__TASK TO COMPLETE__
Every entry needs to be reproduced exactly.

-- Begin ROWS --

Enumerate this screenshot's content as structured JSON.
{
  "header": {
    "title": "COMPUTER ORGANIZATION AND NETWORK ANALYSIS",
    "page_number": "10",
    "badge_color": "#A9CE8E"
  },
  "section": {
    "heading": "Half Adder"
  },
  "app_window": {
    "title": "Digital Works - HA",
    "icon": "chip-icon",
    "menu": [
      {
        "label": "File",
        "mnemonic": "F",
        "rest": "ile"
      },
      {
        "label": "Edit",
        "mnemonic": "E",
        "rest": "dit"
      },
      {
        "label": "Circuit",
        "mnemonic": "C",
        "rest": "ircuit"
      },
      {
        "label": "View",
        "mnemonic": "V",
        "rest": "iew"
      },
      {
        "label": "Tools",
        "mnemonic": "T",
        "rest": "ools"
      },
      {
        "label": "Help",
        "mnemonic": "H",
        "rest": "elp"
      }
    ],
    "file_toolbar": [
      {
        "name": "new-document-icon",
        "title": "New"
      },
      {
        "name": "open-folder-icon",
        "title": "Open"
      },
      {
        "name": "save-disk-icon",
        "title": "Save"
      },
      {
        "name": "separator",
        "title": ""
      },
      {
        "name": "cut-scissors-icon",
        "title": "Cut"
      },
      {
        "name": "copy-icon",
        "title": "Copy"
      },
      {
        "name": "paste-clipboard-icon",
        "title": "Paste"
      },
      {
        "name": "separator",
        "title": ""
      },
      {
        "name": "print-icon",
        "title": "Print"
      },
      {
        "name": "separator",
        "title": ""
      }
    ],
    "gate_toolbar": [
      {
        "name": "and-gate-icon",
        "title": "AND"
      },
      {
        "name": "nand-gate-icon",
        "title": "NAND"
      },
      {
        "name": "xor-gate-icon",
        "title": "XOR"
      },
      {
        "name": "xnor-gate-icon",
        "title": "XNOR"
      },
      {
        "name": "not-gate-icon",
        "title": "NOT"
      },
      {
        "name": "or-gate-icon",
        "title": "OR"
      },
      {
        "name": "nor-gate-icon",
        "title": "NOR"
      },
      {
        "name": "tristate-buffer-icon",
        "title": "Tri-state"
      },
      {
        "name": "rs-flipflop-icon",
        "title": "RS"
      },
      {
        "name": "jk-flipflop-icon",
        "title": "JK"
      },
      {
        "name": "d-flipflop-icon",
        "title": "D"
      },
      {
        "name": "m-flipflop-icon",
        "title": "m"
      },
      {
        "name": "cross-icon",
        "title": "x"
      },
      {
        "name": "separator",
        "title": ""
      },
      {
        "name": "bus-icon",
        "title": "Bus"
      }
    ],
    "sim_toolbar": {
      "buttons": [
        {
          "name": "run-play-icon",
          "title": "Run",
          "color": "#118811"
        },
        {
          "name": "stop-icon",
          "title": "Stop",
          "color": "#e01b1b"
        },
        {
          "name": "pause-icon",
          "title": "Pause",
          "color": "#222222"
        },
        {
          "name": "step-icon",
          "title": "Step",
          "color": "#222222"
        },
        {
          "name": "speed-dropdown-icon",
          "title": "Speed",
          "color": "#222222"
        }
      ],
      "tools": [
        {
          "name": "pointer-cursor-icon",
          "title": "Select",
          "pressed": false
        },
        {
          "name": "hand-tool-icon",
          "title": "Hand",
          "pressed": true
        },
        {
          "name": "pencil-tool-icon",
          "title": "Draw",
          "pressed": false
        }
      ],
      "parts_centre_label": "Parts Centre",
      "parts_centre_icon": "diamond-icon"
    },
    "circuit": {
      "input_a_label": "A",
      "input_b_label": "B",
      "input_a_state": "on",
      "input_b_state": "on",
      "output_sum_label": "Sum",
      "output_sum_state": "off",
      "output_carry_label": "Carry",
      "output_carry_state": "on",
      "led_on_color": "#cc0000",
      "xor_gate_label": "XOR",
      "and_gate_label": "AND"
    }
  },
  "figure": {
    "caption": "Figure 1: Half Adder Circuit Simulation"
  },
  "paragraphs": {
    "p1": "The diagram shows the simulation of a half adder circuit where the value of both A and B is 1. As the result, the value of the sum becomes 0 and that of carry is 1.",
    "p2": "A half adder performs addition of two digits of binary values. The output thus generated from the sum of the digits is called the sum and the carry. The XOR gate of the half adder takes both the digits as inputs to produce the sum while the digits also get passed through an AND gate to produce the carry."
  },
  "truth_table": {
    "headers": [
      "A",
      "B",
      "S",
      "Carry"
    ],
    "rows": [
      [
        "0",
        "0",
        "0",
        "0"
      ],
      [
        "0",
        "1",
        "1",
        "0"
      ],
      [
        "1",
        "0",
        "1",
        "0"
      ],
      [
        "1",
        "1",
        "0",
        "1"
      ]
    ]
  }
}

-- End ROWS --

__SOLUTION__
Enumerate this screenshot's content as structured JSON.
{
  "header": {
    "title": "COMPUTER ORGANIZATION AND NETWORK ANALYSIS",
    "page_number": "10",
    "badge_color": "#A9CE8E"
  },
  "section": {
    "heading": "Half Adder"
  },
  "app_window": {
    "title": "Digital Works - HA",
    "icon": "chip-icon",
    "menu": [
      {
        "label": "File",
        "mnemonic": "F",
        "rest": "ile"
      },
      {
        "label": "Edit",
        "mnemonic": "E",
        "rest": "dit"
      },
      {
        "label": "Circuit",
        "mnemonic": "C",
        "rest": "ircuit"
      },
      {
        "label": "View",
        "mnemonic": "V",
        "rest": "iew"
      },
      {
        "label": "Tools",
        "mnemonic": "T",
        "rest": "ools"
      },
      {
        "label": "Help",
        "mnemonic": "H",
        "rest": "elp"
      }
    ],
    "file_toolbar": [
      {
        "name": "new-document-icon",
        "title": "New"
      },
      {
        "name": "open-folder-icon",
        "title": "Open"
      },
      {
        "name": "save-disk-icon",
        "title": "Save"
      },
      {
        "name": "separator",
        "title": ""
      },
      {
        "name": "cut-scissors-icon",
        "title": "Cut"
      },
      {
        "name": "copy-icon",
        "title": "Copy"
      },
      {
        "name": "paste-clipboard-icon",
        "title": "Paste"
      },
      {
        "name": "separator",
        "title": ""
      },
      {
        "name": "print-icon",
        "title": "Print"
      },
      {
        "name": "separator",
        "title": ""
      }
    ],
    "gate_toolbar": [
      {
        "name": "and-gate-icon",
        "title": "AND"
      },
      {
        "name": "nand-gate-icon",
        "title": "NAND"
      },
      {
        "name": "xor-gate-icon",
        "title": "XOR"
      },
      {
        "name": "xnor-gate-icon",
        "title": "XNOR"
      },
      {
        "name": "not-gate-icon",
        "title": "NOT"
      },
      {
        "name": "or-gate-icon",
        "title": "OR"
      },
      {
        "name": "nor-gate-icon",
        "title": "NOR"
      },
      {
        "name": "tristate-buffer-icon",
        "title": "Tri-state"
      },
      {
        "name": "rs-flipflop-icon",
        "title": "RS"
      },
      {
        "name": "jk-flipflop-icon",
        "title": "JK"
      },
      {
        "name": "d-flipflop-icon",
        "title": "D"
      },
      {
        "name": "m-flipflop-icon",
        "title": "m"
      },
      {
        "name": "cross-icon",
        "title": "x"
      },
      {
        "name": "separator",
        "title": ""
      },
      {
        "name": "bus-icon",
        "title": "Bus"
      }
    ],
    "sim_toolbar": {
      "buttons": [
        {
          "name": "run-play-icon",
          "title": "Run",
          "color": "#118811"
        },
        {
          "name": "stop-icon",
          "title": "Stop",
          "color": "#e01b1b"
        },
        {
          "name": "pause-icon",
          "title": "Pause",
          "color": "#222222"
        },
        {
          "name": "step-icon",
          "title": "Step",
          "color": "#222222"
        },
        {
          "name": "speed-dropdown-icon",
          "title": "Speed",
          "color": "#222222"
        }
      ],
      "tools": [
        {
          "name": "pointer-cursor-icon",
          "title": "Select",
          "pressed": false
        },
        {
          "name": "hand-tool-icon",
          "title": "Hand",
          "pressed": true
        },
        {
          "name": "pencil-tool-icon",
          "title": "Draw",
          "pressed": false
        }
      ],
      "parts_centre_label": "Parts Centre",
      "parts_centre_icon": "diamond-icon"
    },
    "circuit": {
      "input_a_label": "A",
      "input_b_label": "B",
      "input_a_state": "on",
      "input_b_state": "on",
      "output_sum_label": "Sum",
      "output_sum_state": "off",
      "output_carry_label": "Carry",
      "output_carry_state": "on",
      "led_on_color": "#cc0000",
      "xor_gate_label": "XOR",
      "and_gate_label": "AND"
    }
  },
  "figure": {
    "caption": "Figure 1: Half Adder Circuit Simulation"
  },
  "paragraphs": {
    "p1": "The diagram shows the simulation of a half adder circuit where the value of both A and B is 1. As the result, the value of the sum becomes 0 and that of carry is 1.",
    "p2": "A half adder performs addition of two digits of binary values. The output thus generated from the sum of the digits is called the sum and the carry. The XOR gate of the half adder takes both the digits as inputs to produce the sum while the digits also get passed through an AND gate to produce the carry."
  },
  "truth_table": {
    "headers": [
      "A",
      "B",
      "S",
      "Carry"
    ],
    "rows": [
      [
        "0",
        "0",
        "0",
        "0"
      ],
      [
        "0",
        "1",
        "1",
        "0"
      ],
      [
        "1",
        "0",
        "1",
        "0"
      ],
      [
        "1",
        "1",
        "0",
        "1"
      ]
    ]
  }
}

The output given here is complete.